> MATERIAL FOR THIS EXERCISE:
======

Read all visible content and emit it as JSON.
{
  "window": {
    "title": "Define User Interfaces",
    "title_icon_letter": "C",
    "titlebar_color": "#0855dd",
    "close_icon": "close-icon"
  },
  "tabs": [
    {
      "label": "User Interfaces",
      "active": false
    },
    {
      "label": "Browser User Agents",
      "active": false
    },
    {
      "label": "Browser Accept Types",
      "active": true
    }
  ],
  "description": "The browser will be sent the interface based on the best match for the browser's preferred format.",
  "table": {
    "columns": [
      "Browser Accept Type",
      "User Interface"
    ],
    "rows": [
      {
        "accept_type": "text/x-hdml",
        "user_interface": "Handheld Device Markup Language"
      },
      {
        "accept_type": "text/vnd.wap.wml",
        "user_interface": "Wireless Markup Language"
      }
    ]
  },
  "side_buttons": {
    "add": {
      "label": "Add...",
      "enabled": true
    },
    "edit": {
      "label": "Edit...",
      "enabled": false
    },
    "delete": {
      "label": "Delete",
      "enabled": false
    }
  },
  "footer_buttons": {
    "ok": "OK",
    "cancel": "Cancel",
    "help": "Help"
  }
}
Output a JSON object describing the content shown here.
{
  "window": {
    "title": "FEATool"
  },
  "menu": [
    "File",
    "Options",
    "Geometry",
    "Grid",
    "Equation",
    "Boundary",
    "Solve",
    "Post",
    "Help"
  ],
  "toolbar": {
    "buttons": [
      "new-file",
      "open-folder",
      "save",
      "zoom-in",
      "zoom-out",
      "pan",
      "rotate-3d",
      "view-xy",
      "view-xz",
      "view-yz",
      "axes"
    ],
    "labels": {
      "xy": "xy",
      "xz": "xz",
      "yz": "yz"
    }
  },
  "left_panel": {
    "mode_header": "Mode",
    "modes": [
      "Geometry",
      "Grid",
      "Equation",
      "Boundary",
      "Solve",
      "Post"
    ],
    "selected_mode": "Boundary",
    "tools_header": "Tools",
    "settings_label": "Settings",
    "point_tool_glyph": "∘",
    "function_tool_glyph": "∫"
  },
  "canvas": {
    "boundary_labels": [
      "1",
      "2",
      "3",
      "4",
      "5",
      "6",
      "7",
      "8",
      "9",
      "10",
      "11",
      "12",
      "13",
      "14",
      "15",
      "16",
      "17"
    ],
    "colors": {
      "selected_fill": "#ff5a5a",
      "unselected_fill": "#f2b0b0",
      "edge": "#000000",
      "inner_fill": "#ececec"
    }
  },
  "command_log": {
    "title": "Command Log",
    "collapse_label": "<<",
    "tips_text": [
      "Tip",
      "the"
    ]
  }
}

======

Repeat all of the records above exactly as written.

> RESULT OF THIS TASK:
Read all visible content and emit it as JSON.
{
  "window": {
    "title": "Define User Interfaces",
    "title_icon_letter": "C",
    "titlebar_color": "#0855dd",
    "close_icon": "close-icon"
  },
  "tabs": [
    {
      "label": "User Interfaces",
      "active": false
    },
    {
      "label": "Browser User Agents",
      "active": false
    },
    {
      "label": "Browser Accept Types",
      "active": true
    }
  ],
  "description": "The browser will be sent the interface based on the best match for the browser's preferred format.",
  "table": {
    "columns": [
      "Browser Accept Type",
      "User Interface"
    ],
    "rows": [
      {
        "accept_type": "text/x-hdml",
        "user_interface": "Handheld Device Markup Language"
      },
      {
        "accept_type": "text/vnd.wap.wml",
        "user_interface": "Wireless Markup Language"
      }
    ]
  },
  "side_buttons": {
    "add": {
      "label": "Add...",
      "enabled": true
    },
    "edit": {
      "label": "Edit...",
      "enabled": false
    },
    "delete": {
      "label": "Delete",
      "enabled": false
    }
  },
  "footer_buttons": {
    "ok": "OK",
    "cancel": "Cancel",
    "help": "Help"
  }
}
Output a JSON object describing the content shown here.
{
  "window": {
    "title": "FEATool"
  },
  "menu": [
    "File",
    "Options",
    "Geometry",
    "Grid",
    "Equation",
    "Boundary",
    "Solve",
    "Post",
    "Help"
  ],
  "toolbar": {
    "buttons": [
      "new-file",
      "open-folder",
      "save",
      "zoom-in",
      "zoom-out",
      "pan",
      "rotate-3d",
      "view-xy",
      "view-xz",
      "view-yz",
      "axes"
    ],
    "labels": {
      "xy": "xy",
      "xz": "xz",
      "yz": "yz"
    }
  },
  "left_panel": {
    "mode_header": "Mode",
    "modes": [
      "Geometry",
      "Grid",
      "Equation",
      "Boundary",
      "Solve",
      "Post"
    ],
    "selected_mode": "Boundary",
    "tools_header": "Tools",
    "settings_label": "Settings",
    "point_tool_glyph": "∘",
    "function_tool_glyph": "∫"
  },
  "canvas": {
    "boundary_labels": [
      "1",
      "2",
      "3",
      "4",
      "5",
      "6",
      "7",
      "8",
      "9",
      "10",
      "11",
      "12",
      "13",
      "14",
      "15",
      "16",
      "17"
    ],
    "colors": {
      "selected_fill": "#ff5a5a",
      "unselected_fill": "#f2b0b0",
      "edge": "#000000",
      "inner_fill": "#ececec"
    }
  },
  "command_log": {
    "title": "Command Log",
    "collapse_label": "<<",
    "tips_text": [
      "Tip",
      "the"
    ]
  }
}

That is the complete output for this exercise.